A aposta na vanguarda
por Roberto Comodo
Em 2015 duas megaexposições internacionais – The World Goes Pop, da Tate Modern de Londres; e a mostra itinerante pelos Estados Unidos International Pop, promovida pelo Walker Art Center, de Minneapolis – colocaram a Pop Art no centro das artes plásticas mundiais. Obras de Antonio Dias, Wesley Duke Lee, Cláudio Tozzi, Nelson Leirner, Raimundo Colares e Glauco Rodrigues, entre outros artistas, brilharam nessas mostras.
Antecipando este movimento num gesto ousado para o mercado, a Ricardo Camargo Galeria realizou em 2007 a exposição Vanguarda Tropical, reunindo 44 trabalhos de oito artistas plásticos expoentes da arte brasileira dos anos 60. Foi também um gesto coerente deste galerista, que mantém contato contínuo há quase 50 anos com os artistas da vanguarda nacional, iniciado na galeria Art-Art – a primeira galeria de arte contemporânea de São Paulo, inaugurada em dezembro de 1966 – e em seguida na Galeria Ralph Camargo, que a sucedeu.
Agora, com a exibição de Pop, Nova Figuração e Após a Ricardo Camargo Galeria fecha um ciclo e também abre novas fronteiras. A mostra apresenta 58 obras, 18 delas inéditas, de 25 artistas de ponta da arte nacional, que transitaram entre a Pop Art e a Nova Figuração ou foram além – como Mira Schendel com o desenho Simbolos, de 1974, feito em caneta hidrográfica, e Ivald Granato homenageado em um emblemático óleo de 1977.
Na exposição, a contundência do inédito óleo de Antonio Henrique Amaral, Banana grafite com cordas, de 1973, sintetiza seu vigoroso repúdio ao regime militar e mantém diálogo com o objeto Catraca, de Claudio Tozzi, travada por um cadeado no ano de 1968, quando a ditadura iniciou a sua fase mais repressiva. Tozzi ainda está presente com Multidão (1968) e no trabalho inédito Viet Paz, (1966), que retrata a desigual e brutal Guerra do Vietnã, entre demais obras. Seu colega de geração, Rubens Gerchman se impõe com a majestosa tela Mata e o arrojo de Gnosis, em spray sobre alumínio, pintadas em Nova York nos anos 70, além da pintura e colagens Policiais identificados da chacina, da série Registro Policial, de 1988.

Anotações de elementos da página:
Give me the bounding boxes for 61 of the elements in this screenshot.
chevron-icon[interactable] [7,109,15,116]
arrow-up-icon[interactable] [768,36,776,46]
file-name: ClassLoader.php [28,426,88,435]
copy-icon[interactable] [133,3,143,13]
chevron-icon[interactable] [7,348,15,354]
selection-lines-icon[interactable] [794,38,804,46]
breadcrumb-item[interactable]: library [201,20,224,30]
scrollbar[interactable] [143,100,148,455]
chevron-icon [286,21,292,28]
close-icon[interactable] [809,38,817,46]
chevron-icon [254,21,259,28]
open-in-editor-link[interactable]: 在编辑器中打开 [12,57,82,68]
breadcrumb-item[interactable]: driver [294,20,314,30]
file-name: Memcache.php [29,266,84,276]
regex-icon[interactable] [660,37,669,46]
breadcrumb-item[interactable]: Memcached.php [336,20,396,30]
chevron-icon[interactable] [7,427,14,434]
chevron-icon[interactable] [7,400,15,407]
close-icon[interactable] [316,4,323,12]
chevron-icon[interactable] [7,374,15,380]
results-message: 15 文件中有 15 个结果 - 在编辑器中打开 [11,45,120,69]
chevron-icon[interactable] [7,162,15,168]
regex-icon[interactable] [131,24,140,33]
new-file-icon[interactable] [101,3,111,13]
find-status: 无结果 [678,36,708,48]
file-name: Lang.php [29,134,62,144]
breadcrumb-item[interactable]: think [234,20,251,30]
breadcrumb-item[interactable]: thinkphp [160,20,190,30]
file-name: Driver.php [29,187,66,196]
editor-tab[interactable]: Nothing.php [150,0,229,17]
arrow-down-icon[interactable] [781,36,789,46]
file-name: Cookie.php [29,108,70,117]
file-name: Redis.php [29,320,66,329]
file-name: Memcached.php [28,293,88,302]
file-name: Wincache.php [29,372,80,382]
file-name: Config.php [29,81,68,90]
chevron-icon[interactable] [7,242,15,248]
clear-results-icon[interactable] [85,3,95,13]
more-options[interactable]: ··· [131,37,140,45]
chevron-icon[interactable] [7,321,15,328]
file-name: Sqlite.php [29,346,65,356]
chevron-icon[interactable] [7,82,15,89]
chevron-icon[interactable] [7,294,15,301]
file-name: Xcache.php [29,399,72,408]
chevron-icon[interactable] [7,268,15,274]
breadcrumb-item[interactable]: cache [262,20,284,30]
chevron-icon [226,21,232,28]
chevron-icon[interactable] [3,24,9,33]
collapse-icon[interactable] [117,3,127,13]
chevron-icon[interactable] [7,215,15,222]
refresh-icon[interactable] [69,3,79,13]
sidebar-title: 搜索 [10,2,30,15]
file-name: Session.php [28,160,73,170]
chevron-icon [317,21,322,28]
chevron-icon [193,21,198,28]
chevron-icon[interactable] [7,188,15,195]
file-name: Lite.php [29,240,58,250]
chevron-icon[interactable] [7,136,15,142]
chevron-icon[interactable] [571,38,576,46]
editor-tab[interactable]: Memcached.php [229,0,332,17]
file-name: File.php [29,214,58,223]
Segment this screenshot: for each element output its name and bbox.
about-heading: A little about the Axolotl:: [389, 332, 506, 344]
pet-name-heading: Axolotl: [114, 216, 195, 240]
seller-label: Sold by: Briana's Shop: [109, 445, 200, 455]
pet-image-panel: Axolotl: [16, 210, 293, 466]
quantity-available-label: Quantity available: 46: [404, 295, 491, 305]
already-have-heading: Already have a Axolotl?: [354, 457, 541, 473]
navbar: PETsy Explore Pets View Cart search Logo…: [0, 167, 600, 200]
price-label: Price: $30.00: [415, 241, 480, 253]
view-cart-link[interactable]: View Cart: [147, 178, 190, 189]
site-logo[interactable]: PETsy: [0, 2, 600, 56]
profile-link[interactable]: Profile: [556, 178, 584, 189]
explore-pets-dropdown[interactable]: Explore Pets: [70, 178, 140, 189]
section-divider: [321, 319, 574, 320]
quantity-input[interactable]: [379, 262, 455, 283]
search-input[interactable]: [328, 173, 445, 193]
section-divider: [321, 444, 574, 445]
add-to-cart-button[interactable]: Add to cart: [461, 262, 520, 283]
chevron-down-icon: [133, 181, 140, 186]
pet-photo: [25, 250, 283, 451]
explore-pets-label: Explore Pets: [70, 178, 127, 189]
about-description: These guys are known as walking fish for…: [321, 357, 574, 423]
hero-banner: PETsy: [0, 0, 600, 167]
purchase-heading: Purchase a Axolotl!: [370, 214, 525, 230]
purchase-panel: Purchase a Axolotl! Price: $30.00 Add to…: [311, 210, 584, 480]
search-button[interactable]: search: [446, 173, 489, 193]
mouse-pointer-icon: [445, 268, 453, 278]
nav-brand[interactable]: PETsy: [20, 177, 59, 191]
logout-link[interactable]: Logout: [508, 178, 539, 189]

--

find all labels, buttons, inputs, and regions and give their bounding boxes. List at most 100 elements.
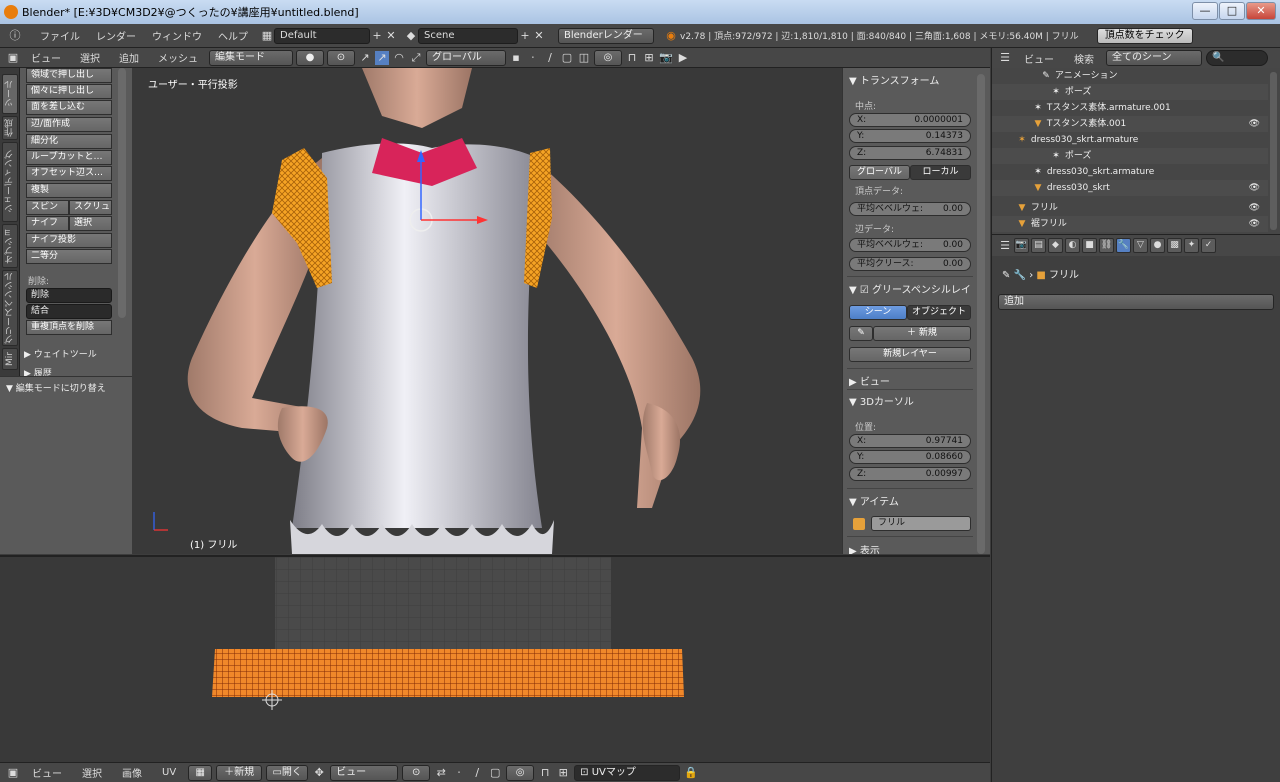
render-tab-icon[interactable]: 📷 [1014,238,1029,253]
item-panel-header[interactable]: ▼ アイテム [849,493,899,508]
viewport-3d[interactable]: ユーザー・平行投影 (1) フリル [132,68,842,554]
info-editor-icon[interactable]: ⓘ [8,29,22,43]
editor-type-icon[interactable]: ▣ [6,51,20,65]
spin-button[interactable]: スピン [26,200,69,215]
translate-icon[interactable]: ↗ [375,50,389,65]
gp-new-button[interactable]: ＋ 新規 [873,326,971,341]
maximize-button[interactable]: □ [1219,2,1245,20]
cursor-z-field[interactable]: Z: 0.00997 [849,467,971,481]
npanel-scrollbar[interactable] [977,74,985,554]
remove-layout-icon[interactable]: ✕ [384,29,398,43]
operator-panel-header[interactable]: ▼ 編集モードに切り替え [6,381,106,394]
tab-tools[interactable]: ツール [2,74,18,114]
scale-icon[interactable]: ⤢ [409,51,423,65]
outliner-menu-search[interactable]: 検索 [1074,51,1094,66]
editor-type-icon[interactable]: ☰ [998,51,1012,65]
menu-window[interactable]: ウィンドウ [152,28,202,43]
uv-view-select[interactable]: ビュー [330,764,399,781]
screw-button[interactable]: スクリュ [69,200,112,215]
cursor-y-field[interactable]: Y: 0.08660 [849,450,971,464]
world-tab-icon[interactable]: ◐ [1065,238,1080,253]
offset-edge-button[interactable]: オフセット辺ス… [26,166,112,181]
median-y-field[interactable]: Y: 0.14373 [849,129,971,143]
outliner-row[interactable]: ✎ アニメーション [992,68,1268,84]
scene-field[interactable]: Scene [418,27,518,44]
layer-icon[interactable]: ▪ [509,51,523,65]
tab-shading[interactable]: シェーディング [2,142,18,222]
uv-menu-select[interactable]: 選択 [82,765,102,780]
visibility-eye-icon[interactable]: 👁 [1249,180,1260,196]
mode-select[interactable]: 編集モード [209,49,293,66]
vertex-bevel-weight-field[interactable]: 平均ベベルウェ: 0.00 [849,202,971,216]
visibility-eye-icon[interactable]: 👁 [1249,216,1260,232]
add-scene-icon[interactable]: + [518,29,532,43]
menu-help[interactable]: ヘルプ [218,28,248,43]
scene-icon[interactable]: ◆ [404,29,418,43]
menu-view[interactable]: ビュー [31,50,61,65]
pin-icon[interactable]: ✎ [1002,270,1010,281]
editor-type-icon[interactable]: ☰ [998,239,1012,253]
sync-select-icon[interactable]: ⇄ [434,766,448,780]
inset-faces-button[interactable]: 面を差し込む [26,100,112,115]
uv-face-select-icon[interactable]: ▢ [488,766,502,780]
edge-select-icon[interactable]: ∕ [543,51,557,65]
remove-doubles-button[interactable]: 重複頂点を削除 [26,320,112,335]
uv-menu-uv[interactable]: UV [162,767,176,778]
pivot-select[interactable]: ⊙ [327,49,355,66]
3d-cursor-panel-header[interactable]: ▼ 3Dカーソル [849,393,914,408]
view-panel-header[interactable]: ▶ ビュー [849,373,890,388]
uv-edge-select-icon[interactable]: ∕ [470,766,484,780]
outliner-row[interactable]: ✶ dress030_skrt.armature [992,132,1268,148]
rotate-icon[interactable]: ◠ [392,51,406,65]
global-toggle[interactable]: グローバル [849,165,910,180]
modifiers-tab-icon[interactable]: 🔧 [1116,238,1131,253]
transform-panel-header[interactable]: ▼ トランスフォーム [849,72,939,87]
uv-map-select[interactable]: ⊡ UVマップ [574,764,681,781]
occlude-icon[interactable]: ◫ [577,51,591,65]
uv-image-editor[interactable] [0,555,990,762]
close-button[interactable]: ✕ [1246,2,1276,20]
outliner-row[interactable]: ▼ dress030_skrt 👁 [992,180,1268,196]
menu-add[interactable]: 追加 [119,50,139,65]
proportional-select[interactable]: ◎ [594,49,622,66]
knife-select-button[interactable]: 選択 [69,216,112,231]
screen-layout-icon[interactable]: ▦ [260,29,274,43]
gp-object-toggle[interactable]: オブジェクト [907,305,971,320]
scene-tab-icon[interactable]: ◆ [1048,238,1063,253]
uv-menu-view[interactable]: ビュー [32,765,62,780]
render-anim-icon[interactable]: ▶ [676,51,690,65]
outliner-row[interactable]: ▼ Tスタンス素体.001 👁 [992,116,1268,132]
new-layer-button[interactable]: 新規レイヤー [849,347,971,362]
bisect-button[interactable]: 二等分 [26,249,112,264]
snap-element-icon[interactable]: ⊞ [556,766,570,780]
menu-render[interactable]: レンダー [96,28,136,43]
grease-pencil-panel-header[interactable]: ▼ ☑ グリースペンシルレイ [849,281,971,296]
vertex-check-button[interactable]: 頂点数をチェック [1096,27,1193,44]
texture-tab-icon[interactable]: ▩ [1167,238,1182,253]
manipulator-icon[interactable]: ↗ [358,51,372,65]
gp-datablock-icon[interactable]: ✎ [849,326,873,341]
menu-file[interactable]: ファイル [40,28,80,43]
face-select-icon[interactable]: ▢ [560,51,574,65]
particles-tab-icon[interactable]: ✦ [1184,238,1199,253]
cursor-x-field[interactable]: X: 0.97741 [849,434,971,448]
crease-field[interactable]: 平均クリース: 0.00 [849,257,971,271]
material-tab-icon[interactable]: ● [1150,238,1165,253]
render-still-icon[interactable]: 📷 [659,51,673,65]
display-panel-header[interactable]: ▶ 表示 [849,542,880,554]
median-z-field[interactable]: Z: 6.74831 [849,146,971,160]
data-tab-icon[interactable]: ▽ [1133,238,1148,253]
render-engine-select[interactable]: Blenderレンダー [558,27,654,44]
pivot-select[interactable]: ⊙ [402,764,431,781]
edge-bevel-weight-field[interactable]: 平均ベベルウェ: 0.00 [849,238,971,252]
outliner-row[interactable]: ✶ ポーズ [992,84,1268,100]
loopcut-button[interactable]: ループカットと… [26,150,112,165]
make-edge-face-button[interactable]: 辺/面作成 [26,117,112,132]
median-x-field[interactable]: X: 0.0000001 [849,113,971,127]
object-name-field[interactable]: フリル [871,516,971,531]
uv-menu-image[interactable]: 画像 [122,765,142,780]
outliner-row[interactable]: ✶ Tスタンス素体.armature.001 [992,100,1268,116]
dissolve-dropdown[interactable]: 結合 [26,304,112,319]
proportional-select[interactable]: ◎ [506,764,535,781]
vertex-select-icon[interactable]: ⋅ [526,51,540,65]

Exercícios propostos:
1. Relacione os artistas que, segundo o primeiro parágrafo do texto sobre a Ricardo Camargo Galeria, tiveram obras que brilharam nas megaexposições de 2015.
2. Dê prosseguimento ao texto sobre a Ricardo Camargo Galeria a partir do ponto em que ele termina.

Respostas:
1. Antonio Dias, Wesley Duke Lee, Cláudio Tozzi, Nelson Leirner, Raimundo Colares e Glauco Rodrigues.

2.
Na vertente Pop, Maurício Nogueira Lima, que foi um puro concretista, surpreende com as exuberantes telas Bang!, Goool e Tchaf! Negativo, todas de 1967; e no exclusivo retrato de Marilyn Monroe, feito em 1969. Já José Roberto Aguilar expande a sua novíssima figuração mágica no óleo Destruidor de mitos, de 1965, e Cenas Urbanas, sua primeira pintura com spray sobre tela, elaborada em 1966. São obras que mantém proximidade com as de Tomoshige Kusuno, autor do monumental painel de telas a óleo esticadas em estrutura de madeira, de 1970, e das delicadas obras Vibração de Resíduos, Herança da perspectiva e Diamante nº 6, feitas nos anos 60.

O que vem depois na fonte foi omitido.